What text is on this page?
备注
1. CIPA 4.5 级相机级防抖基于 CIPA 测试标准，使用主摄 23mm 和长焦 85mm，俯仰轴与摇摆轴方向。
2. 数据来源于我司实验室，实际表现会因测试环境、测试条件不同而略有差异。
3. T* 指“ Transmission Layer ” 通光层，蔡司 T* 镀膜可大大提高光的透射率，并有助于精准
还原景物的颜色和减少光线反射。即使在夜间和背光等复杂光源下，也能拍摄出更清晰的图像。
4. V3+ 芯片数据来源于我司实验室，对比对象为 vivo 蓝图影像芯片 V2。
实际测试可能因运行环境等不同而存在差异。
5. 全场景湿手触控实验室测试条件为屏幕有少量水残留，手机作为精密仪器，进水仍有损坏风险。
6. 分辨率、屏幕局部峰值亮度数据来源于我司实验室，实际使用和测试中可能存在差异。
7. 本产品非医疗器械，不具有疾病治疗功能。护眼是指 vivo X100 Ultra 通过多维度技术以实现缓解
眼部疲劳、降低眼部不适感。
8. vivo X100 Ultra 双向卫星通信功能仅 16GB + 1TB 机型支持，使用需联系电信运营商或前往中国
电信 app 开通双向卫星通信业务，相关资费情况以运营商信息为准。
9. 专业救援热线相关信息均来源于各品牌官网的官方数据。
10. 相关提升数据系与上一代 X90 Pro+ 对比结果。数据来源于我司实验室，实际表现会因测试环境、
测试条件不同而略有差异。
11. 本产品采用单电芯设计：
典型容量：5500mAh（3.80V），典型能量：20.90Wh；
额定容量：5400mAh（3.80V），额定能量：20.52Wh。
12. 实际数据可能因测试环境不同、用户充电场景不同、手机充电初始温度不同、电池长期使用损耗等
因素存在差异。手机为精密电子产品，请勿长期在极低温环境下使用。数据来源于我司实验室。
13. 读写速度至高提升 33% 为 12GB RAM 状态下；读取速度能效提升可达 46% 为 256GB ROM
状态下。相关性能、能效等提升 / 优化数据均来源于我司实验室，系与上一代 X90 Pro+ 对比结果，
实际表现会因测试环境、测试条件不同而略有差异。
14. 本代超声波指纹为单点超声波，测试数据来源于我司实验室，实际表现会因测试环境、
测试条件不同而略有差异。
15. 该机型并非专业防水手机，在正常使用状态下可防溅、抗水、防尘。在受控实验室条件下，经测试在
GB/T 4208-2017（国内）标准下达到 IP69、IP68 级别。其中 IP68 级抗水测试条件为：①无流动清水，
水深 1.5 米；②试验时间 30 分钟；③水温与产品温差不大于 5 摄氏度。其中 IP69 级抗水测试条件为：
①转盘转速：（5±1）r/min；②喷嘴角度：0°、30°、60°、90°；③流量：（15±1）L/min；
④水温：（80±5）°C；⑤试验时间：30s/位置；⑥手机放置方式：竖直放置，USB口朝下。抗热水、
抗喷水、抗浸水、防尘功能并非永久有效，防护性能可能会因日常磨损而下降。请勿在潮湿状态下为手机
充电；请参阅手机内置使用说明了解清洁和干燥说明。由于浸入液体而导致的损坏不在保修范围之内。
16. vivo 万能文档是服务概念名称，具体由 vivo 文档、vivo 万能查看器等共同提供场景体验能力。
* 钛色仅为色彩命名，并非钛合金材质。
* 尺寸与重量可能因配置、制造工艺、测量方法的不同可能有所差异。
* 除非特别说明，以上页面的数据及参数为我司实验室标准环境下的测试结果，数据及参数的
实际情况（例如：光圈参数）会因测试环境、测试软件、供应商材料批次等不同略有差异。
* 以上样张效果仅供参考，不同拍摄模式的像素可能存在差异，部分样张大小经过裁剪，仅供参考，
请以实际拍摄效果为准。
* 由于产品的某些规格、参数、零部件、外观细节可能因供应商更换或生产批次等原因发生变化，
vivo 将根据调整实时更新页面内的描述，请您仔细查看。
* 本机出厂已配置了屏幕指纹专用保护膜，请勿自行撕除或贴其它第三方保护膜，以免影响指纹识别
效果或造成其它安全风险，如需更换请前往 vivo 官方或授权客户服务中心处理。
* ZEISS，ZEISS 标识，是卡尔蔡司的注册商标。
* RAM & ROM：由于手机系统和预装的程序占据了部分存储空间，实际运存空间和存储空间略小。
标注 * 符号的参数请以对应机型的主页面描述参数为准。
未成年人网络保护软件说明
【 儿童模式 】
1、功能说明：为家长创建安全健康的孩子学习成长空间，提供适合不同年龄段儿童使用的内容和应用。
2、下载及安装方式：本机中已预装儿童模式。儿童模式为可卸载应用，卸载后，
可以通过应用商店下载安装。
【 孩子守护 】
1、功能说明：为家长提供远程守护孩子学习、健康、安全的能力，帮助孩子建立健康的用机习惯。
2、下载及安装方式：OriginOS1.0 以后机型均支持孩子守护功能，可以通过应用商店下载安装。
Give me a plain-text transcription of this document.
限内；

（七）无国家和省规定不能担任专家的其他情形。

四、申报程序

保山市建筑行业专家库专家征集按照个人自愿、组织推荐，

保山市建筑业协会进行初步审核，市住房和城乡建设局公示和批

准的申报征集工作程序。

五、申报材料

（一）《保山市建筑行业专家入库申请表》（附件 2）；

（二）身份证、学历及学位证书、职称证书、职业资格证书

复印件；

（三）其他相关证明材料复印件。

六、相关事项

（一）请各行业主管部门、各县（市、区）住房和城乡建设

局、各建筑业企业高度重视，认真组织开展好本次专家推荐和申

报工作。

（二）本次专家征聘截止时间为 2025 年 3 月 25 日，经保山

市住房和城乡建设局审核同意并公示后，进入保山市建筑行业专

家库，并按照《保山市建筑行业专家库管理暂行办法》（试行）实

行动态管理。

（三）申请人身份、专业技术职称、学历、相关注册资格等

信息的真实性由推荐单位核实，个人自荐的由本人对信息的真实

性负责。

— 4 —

++++

Task requirements> In the listing above, find the line containing "Give me a plain-text", then reproduce it and each line after it through the end, exactly and with nothing added.

Response>
Give me a plain-text transcription of this document.
限内；

（七）无国家和省规定不能担任专家的其他情形。

四、申报程序

保山市建筑行业专家库专家征集按照个人自愿、组织推荐，

保山市建筑业协会进行初步审核，市住房和城乡建设局公示和批

准的申报征集工作程序。

五、申报材料

（一）《保山市建筑行业专家入库申请表》（附件 2）；

（二）身份证、学历及学位证书、职称证书、职业资格证书

复印件；

（三）其他相关证明材料复印件。

六、相关事项

（一）请各行业主管部门、各县（市、区）住房和城乡建设

局、各建筑业企业高度重视，认真组织开展好本次专家推荐和申

报工作。

（二）本次专家征聘截止时间为 2025 年 3 月 25 日，经保山

市住房和城乡建设局审核同意并公示后，进入保山市建筑行业专

家库，并按照《保山市建筑行业专家库管理暂行办法》（试行）实

行动态管理。

（三）申请人身份、专业技术职称、学历、相关注册资格等

信息的真实性由推荐单位核实，个人自荐的由本人对信息的真实

性负责。

— 4 —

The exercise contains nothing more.